• **Task brief**:
Present the following entries again, word for word and in full.

• **Records to use**:
****
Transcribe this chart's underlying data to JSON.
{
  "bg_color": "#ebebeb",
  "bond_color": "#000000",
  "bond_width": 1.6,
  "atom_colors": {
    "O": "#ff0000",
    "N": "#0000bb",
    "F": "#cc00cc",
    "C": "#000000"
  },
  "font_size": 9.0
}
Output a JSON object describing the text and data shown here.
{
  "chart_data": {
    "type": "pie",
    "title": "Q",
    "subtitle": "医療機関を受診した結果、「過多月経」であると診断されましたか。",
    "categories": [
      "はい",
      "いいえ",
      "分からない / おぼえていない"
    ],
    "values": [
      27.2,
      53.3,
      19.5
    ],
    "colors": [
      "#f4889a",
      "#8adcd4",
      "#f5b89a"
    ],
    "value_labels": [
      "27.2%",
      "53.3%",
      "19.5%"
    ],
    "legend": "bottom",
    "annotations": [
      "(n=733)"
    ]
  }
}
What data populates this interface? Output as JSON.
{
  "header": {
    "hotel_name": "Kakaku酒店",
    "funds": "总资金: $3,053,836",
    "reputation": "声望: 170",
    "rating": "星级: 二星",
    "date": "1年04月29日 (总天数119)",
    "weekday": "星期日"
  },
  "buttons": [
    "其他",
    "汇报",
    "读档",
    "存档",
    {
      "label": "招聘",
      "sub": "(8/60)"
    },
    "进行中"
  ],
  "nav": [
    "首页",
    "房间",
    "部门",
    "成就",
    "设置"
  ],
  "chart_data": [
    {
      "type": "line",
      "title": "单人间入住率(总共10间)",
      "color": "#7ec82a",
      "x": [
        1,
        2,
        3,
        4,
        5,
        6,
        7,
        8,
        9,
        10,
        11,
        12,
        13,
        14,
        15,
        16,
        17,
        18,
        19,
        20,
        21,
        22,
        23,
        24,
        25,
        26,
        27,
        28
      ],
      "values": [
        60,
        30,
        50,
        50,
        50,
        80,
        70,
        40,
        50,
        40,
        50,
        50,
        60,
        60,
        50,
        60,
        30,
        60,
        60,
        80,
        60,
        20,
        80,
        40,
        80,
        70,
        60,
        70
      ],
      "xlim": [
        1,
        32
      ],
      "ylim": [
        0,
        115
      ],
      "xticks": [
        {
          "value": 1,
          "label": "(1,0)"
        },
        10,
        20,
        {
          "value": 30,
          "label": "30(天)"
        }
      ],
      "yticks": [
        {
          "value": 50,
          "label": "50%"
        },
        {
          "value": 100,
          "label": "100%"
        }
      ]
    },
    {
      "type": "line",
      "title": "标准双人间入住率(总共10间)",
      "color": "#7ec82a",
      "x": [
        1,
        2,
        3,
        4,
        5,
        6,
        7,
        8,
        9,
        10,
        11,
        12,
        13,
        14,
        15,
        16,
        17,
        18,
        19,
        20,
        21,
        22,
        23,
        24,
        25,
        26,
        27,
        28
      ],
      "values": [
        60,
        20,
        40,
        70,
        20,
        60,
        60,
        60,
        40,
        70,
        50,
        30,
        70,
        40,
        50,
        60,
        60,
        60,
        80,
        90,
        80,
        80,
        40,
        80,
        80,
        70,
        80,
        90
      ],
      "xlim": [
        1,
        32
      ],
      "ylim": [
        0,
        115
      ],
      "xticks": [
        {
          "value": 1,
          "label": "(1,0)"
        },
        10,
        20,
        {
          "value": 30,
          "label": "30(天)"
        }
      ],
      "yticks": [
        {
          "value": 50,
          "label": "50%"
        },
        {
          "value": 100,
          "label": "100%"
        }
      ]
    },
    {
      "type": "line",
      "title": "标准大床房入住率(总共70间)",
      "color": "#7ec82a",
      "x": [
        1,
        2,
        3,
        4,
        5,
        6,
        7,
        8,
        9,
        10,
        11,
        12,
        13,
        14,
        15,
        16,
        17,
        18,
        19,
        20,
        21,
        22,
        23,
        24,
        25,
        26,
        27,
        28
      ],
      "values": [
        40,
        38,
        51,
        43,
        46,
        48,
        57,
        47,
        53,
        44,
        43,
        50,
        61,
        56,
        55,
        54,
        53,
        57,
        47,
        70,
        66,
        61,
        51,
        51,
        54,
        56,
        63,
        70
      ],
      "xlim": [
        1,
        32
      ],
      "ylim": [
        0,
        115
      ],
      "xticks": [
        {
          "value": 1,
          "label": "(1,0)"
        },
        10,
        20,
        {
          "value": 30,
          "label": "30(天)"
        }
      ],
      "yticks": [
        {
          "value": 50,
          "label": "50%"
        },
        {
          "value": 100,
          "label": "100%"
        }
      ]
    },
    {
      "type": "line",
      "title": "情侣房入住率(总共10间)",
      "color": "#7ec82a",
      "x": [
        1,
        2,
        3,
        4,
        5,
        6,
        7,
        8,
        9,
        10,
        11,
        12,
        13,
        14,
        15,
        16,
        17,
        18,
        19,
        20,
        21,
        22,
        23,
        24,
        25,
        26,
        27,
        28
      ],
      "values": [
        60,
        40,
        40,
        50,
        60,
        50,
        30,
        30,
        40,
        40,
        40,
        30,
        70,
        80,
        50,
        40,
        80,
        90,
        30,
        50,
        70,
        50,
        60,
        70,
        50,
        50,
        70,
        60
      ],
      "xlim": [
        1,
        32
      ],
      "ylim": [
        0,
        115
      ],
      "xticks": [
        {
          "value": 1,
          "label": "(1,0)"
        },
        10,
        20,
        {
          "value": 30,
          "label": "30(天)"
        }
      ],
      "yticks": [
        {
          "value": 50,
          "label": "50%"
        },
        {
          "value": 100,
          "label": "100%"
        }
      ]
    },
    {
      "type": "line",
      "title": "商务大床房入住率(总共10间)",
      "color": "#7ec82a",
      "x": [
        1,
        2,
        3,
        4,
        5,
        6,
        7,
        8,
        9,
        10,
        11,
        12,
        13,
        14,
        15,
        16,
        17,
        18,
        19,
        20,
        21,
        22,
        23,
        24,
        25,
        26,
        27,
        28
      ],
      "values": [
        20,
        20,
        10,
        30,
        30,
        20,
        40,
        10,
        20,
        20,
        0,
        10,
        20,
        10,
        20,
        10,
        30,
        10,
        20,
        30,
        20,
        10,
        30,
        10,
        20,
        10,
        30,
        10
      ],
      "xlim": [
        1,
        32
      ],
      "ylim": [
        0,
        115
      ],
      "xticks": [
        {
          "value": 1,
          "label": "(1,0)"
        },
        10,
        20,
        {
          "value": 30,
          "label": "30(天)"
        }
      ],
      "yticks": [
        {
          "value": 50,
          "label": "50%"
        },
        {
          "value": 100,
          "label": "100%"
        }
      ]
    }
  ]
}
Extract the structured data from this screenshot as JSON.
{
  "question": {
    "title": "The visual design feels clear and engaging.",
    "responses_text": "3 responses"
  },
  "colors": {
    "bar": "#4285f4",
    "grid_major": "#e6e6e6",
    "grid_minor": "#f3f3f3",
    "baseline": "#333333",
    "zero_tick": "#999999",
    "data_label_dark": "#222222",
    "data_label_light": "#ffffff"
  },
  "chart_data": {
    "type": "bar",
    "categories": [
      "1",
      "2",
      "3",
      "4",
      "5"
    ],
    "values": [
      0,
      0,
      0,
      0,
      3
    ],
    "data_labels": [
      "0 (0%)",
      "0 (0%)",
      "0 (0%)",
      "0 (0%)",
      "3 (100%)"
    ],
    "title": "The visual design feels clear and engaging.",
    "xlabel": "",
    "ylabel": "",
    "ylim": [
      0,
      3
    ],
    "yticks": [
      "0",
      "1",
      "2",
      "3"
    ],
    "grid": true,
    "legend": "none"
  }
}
****
• **Answer to this exercise**:
Transcribe this chart's underlying data to JSON.
{
  "bg_color": "#ebebeb",
  "bond_color": "#000000",
  "bond_width": 1.6,
  "atom_colors": {
    "O": "#ff0000",
    "N": "#0000bb",
    "F": "#cc00cc",
    "C": "#000000"
  },
  "font_size": 9.0
}
Output a JSON object describing the text and data shown here.
{
  "chart_data": {
    "type": "pie",
    "title": "Q",
    "subtitle": "医療機関を受診した結果、「過多月経」であると診断されましたか。",
    "categories": [
      "はい",
      "いいえ",
      "分からない / おぼえていない"
    ],
    "values": [
      27.2,
      53.3,
      19.5
    ],
    "colors": [
      "#f4889a",
      "#8adcd4",
      "#f5b89a"
    ],
    "value_labels": [
      "27.2%",
      "53.3%",
      "19.5%"
    ],
    "legend": "bottom",
    "annotations": [
      "(n=733)"
    ]
  }
}
What data populates this interface? Output as JSON.
{
  "header": {
    "hotel_name": "Kakaku酒店",
    "funds": "总资金: $3,053,836",
    "reputation": "声望: 170",
    "rating": "星级: 二星",
    "date": "1年04月29日 (总天数119)",
    "weekday": "星期日"
  },
  "buttons": [
    "其他",
    "汇报",
    "读档",
    "存档",
    {
      "label": "招聘",
      "sub": "(8/60)"
    },
    "进行中"
  ],
  "nav": [
    "首页",
    "房间",
    "部门",
    "成就",
    "设置"
  ],
  "chart_data": [
    {
      "type": "line",
      "title": "单人间入住率(总共10间)",
      "color": "#7ec82a",
      "x": [
        1,
        2,
        3,
        4,
        5,
        6,
        7,
        8,
        9,
        10,
        11,
        12,
        13,
        14,
        15,
        16,
        17,
        18,
        19,
        20,
        21,
        22,
        23,
        24,
        25,
        26,
        27,
        28
      ],
      "values": [
        60,
        30,
        50,
        50,
        50,
        80,
        70,
        40,
        50,
        40,
        50,
        50,
        60,
        60,
        50,
        60,
        30,
        60,
        60,
        80,
        60,
        20,
        80,
        40,
        80,
        70,
        60,
        70
      ],
      "xlim": [
        1,
        32
      ],
      "ylim": [
        0,
        115
      ],
      "xticks": [
        {
          "value": 1,
          "label": "(1,0)"
        },
        10,
        20,
        {
          "value": 30,
          "label": "30(天)"
        }
      ],
      "yticks": [
        {
          "value": 50,
          "label": "50%"
        },
        {
          "value": 100,
          "label": "100%"
        }
      ]
    },
    {
      "type": "line",
      "title": "标准双人间入住率(总共10间)",
      "color": "#7ec82a",
      "x": [
        1,
        2,
        3,
        4,
        5,
        6,
        7,
        8,
        9,
        10,
        11,
        12,
        13,
        14,
        15,
        16,
        17,
        18,
        19,
        20,
        21,
        22,
        23,
        24,
        25,
        26,
        27,
        28
      ],
      "values": [
        60,
        20,
        40,
        70,
        20,
        60,
        60,
        60,
        40,
        70,
        50,
        30,
        70,
        40,
        50,
        60,
        60,
        60,
        80,
        90,
        80,
        80,
        40,
        80,
        80,
        70,
        80,
        90
      ],
      "xlim": [
        1,
        32
      ],
      "ylim": [
        0,
        115
      ],
      "xticks": [
        {
          "value": 1,
          "label": "(1,0)"
        },
        10,
        20,
        {
          "value": 30,
          "label": "30(天)"
        }
      ],
      "yticks": [
        {
          "value": 50,
          "label": "50%"
        },
        {
          "value": 100,
          "label": "100%"
        }
      ]
    },
    {
      "type": "line",
      "title": "标准大床房入住率(总共70间)",
      "color": "#7ec82a",
      "x": [
        1,
        2,
        3,
        4,
        5,
        6,
        7,
        8,
        9,
        10,
        11,
        12,
        13,
        14,
        15,
        16,
        17,
        18,
        19,
        20,
        21,
        22,
        23,
        24,
        25,
        26,
        27,
        28
      ],
      "values": [
        40,
        38,
        51,
        43,
        46,
        48,
        57,
        47,
        53,
        44,
        43,
        50,
        61,
        56,
        55,
        54,
        53,
        57,
        47,
        70,
        66,
        61,
        51,
        51,
        54,
        56,
        63,
        70
      ],
      "xlim": [
        1,
        32
      ],
      "ylim": [
        0,
        115
      ],
      "xticks": [
        {
          "value": 1,
          "label": "(1,0)"
        },
        10,
        20,
        {
          "value": 30,
          "label": "30(天)"
        }
      ],
      "yticks": [
        {
          "value": 50,
          "label": "50%"
        },
        {
          "value": 100,
          "label": "100%"
        }
      ]
    },
    {
      "type": "line",
      "title": "情侣房入住率(总共10间)",
      "color": "#7ec82a",
      "x": [
        1,
        2,
        3,
        4,
        5,
        6,
        7,
        8,
        9,
        10,
        11,
        12,
        13,
        14,
        15,
        16,
        17,
        18,
        19,
        20,
        21,
        22,
        23,
        24,
        25,
        26,
        27,
        28
      ],
      "values": [
        60,
        40,
        40,
        50,
        60,
        50,
        30,
        30,
        40,
        40,
        40,
        30,
        70,
        80,
        50,
        40,
        80,
        90,
        30,
        50,
        70,
        50,
        60,
        70,
        50,
        50,
        70,
        60
      ],
      "xlim": [
        1,
        32
      ],
      "ylim": [
        0,
        115
      ],
      "xticks": [
        {
          "value": 1,
          "label": "(1,0)"
        },
        10,
        20,
        {
          "value": 30,
          "label": "30(天)"
        }
      ],
      "yticks": [
        {
          "value": 50,
          "label": "50%"
        },
        {
          "value": 100,
          "label": "100%"
        }
      ]
    },
    {
      "type": "line",
      "title": "商务大床房入住率(总共10间)",
      "color": "#7ec82a",
      "x": [
        1,
        2,
        3,
        4,
        5,
        6,
        7,
        8,
        9,
        10,
        11,
        12,
        13,
        14,
        15,
        16,
        17,
        18,
        19,
        20,
        21,
        22,
        23,
        24,
        25,
        26,
        27,
        28
      ],
      "values": [
        20,
        20,
        10,
        30,
        30,
        20,
        40,
        10,
        20,
        20,
        0,
        10,
        20,
        10,
        20,
        10,
        30,
        10,
        20,
        30,
        20,
        10,
        30,
        10,
        20,
        10,
        30,
        10
      ],
      "xlim": [
        1,
        32
      ],
      "ylim": [
        0,
        115
      ],
      "xticks": [
        {
          "value": 1,
          "label": "(1,0)"
        },
        10,
        20,
        {
          "value": 30,
          "label": "30(天)"
        }
      ],
      "yticks": [
        {
          "value": 50,
          "label": "50%"
        },
        {
          "value": 100,
          "label": "100%"
        }
      ]
    }
  ]
}
Extract the structured data from this screenshot as JSON.
{
  "question": {
    "title": "The visual design feels clear and engaging.",
    "responses_text": "3 responses"
  },
  "colors": {
    "bar": "#4285f4",
    "grid_major": "#e6e6e6",
    "grid_minor": "#f3f3f3",
    "baseline": "#333333",
    "zero_tick": "#999999",
    "data_label_dark": "#222222",
    "data_label_light": "#ffffff"
  },
  "chart_data": {
    "type": "bar",
    "categories": [
      "1",
      "2",
      "3",
      "4",
      "5"
    ],
    "values": [
      0,
      0,
      0,
      0,
      3
    ],
    "data_labels": [
      "0 (0%)",
      "0 (0%)",
      "0 (0%)",
      "0 (0%)",
      "3 (100%)"
    ],
    "title": "The visual design feels clear and engaging.",
    "xlabel": "",
    "ylabel": "",
    "ylim": [
      0,
      3
    ],
    "yticks": [
      "0",
      "1",
      "2",
      "3"
    ],
    "grid": true,
    "legend": "none"
  }
}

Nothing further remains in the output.